Here are some records; copy every line that holds the word "text".

##### Task inputs

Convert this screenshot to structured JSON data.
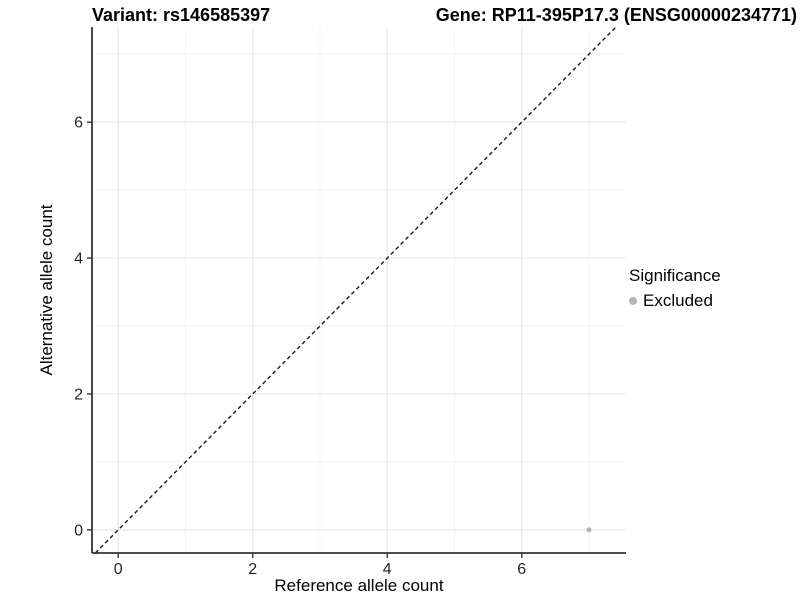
{
  "header": {
    "left_title": "Variant: rs146585397",
    "right_title": "Gene: RP11-395P17.3 (ENSG00000234771)"
  },
  "chart_data": {
    "type": "scatter",
    "xlabel": "Reference allele count",
    "ylabel": "Alternative allele count",
    "xlim": [
      -0.39,
      7.55
    ],
    "ylim": [
      -0.34,
      7.4
    ],
    "x_major_ticks": [
      0,
      2,
      4,
      6
    ],
    "y_major_ticks": [
      0,
      2,
      4,
      6
    ],
    "x_minor_ticks": [
      1,
      3,
      5,
      7
    ],
    "y_minor_ticks": [
      1,
      3,
      5,
      7
    ],
    "grid": "major+minor",
    "identity_line": {
      "equation": "y = x",
      "style": "dashed",
      "color": "#1a1a1a"
    },
    "series": [
      {
        "name": "Excluded",
        "color": "#b5b5b5",
        "points": [
          {
            "x": 7,
            "y": 0
          }
        ]
      }
    ],
    "legend": {
      "title": "Significance",
      "position": "right",
      "entries": [
        {
          "label": "Excluded",
          "color": "#b5b5b5"
        }
      ]
    },
    "colors": {
      "grid_major": "#e9e9e9",
      "grid_minor": "#f4f4f4",
      "axis_line": "#333333",
      "tick_label": "#262626"
    }
  }
}
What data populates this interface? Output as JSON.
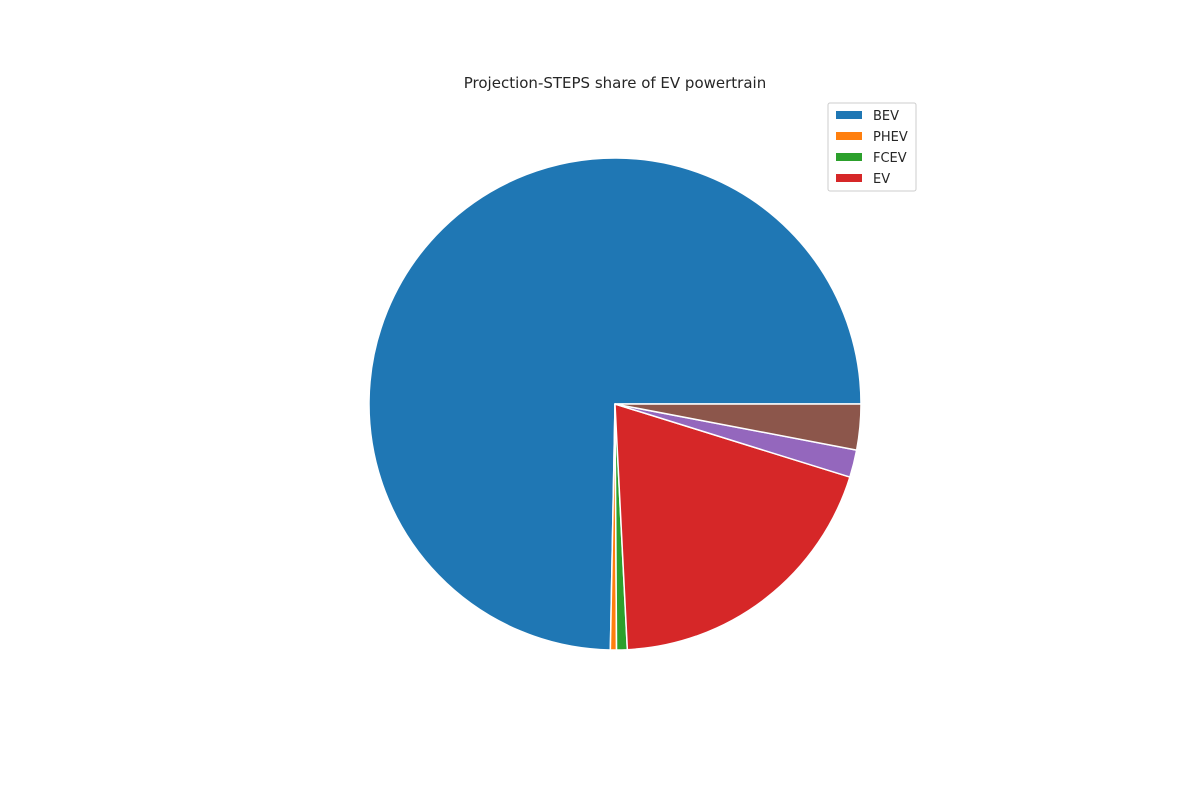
{
  "chart_data": {
    "type": "pie",
    "title": "Projection-STEPS share of EV powertrain",
    "slices": [
      {
        "label": "BEV",
        "value": 74.7,
        "color": "#1f77b4",
        "in_legend": true
      },
      {
        "label": "PHEV",
        "value": 0.4,
        "color": "#ff7f0e",
        "in_legend": true
      },
      {
        "label": "FCEV",
        "value": 0.7,
        "color": "#2ca02c",
        "in_legend": true
      },
      {
        "label": "EV",
        "value": 19.4,
        "color": "#d62728",
        "in_legend": true
      },
      {
        "label": "",
        "value": 1.8,
        "color": "#9467bd",
        "in_legend": false
      },
      {
        "label": "",
        "value": 3.0,
        "color": "#8c564b",
        "in_legend": false
      }
    ],
    "legend": {
      "position": "top-right",
      "entries": [
        "BEV",
        "PHEV",
        "FCEV",
        "EV"
      ]
    },
    "start_angle_deg": 0,
    "direction": "counterclockwise"
  }
}
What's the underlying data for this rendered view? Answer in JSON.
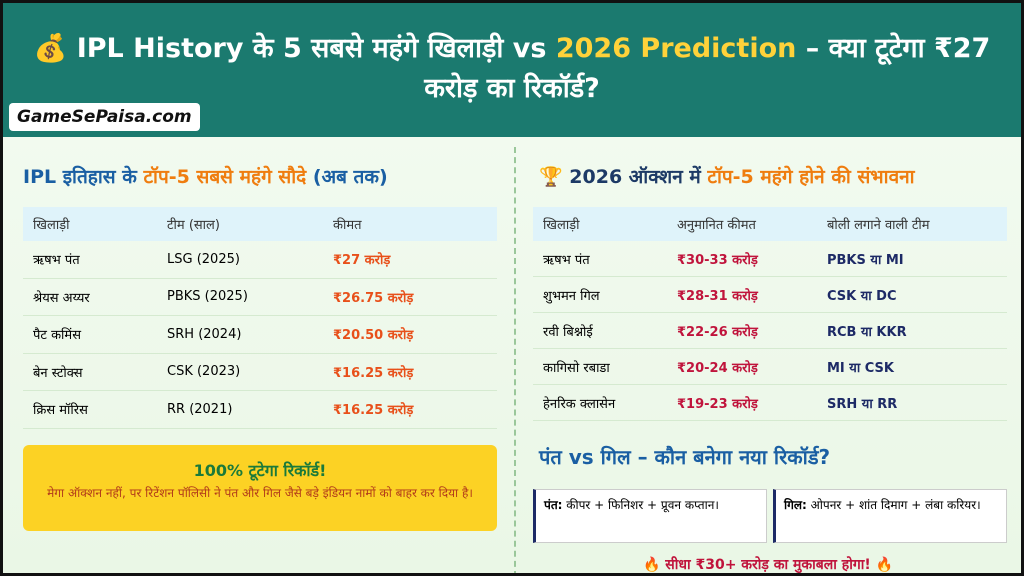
{
  "header": {
    "icon": "💰",
    "title_part1": "IPL History के 5 सबसे महंगे खिलाड़ी vs",
    "title_highlight": "2026 Prediction",
    "title_part2": "– क्या टूटेगा ₹27 करोड़ का रिकॉर्ड?",
    "logo": "GameSePaisa.com"
  },
  "left": {
    "heading_part1": "IPL इतिहास के",
    "heading_highlight": "टॉप-5 सबसे महंगे सौदे",
    "heading_part2": "(अब तक)",
    "table": {
      "columns": [
        "खिलाड़ी",
        "टीम (साल)",
        "कीमत"
      ],
      "rows": [
        [
          "ऋषभ पंत",
          "LSG (2025)",
          "₹27 करोड़"
        ],
        [
          "श्रेयस अय्यर",
          "PBKS (2025)",
          "₹26.75 करोड़"
        ],
        [
          "पैट कमिंस",
          "SRH (2024)",
          "₹20.50 करोड़"
        ],
        [
          "बेन स्टोक्स",
          "CSK (2023)",
          "₹16.25 करोड़"
        ],
        [
          "क्रिस मॉरिस",
          "RR (2021)",
          "₹16.25 करोड़"
        ]
      ]
    },
    "callout": {
      "title": "100% टूटेगा रिकॉर्ड!",
      "text": "मेगा ऑक्शन नहीं, पर रिटेंशन पॉलिसी ने पंत और गिल जैसे बड़े इंडियन नामों को बाहर कर दिया है।"
    }
  },
  "right": {
    "icon": "🏆",
    "heading_part1": "2026 ऑक्शन में",
    "heading_highlight": "टॉप-5 महंगे होने की संभावना",
    "table": {
      "columns": [
        "खिलाड़ी",
        "अनुमानित कीमत",
        "बोली लगाने वाली टीम"
      ],
      "rows": [
        [
          "ऋषभ पंत",
          "₹30-33 करोड़",
          "PBKS या MI"
        ],
        [
          "शुभमन गिल",
          "₹28-31 करोड़",
          "CSK या DC"
        ],
        [
          "रवी बिश्नोई",
          "₹22-26 करोड़",
          "RCB या KKR"
        ],
        [
          "कागिसो रबाडा",
          "₹20-24 करोड़",
          "MI या CSK"
        ],
        [
          "हेनरिक क्लासेन",
          "₹19-23 करोड़",
          "SRH या RR"
        ]
      ]
    },
    "subheading": "पंत vs गिल – कौन बनेगा नया रिकॉर्ड?",
    "compare": [
      {
        "label": "पंत:",
        "text": "कीपर + फिनिशर + प्रूवन कप्तान।"
      },
      {
        "label": "गिल:",
        "text": "ओपनर + शांत दिमाग + लंबा करियर।"
      }
    ],
    "footer": "🔥 सीधा ₹30+ करोड़ का मुकाबला होगा! 🔥"
  }
}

##########

:: Task answer ::
      "text": "मेगा ऑक्शन नहीं, पर रिटेंशन पॉलिसी ने पंत और गिल जैसे बड़े इंडियन नामों को बाहर कर दिया है।"
        "text": "कीपर + फिनिशर + प्रूवन कप्तान।"
        "text": "ओपनर + शांत दिमाग + लंबा करियर।"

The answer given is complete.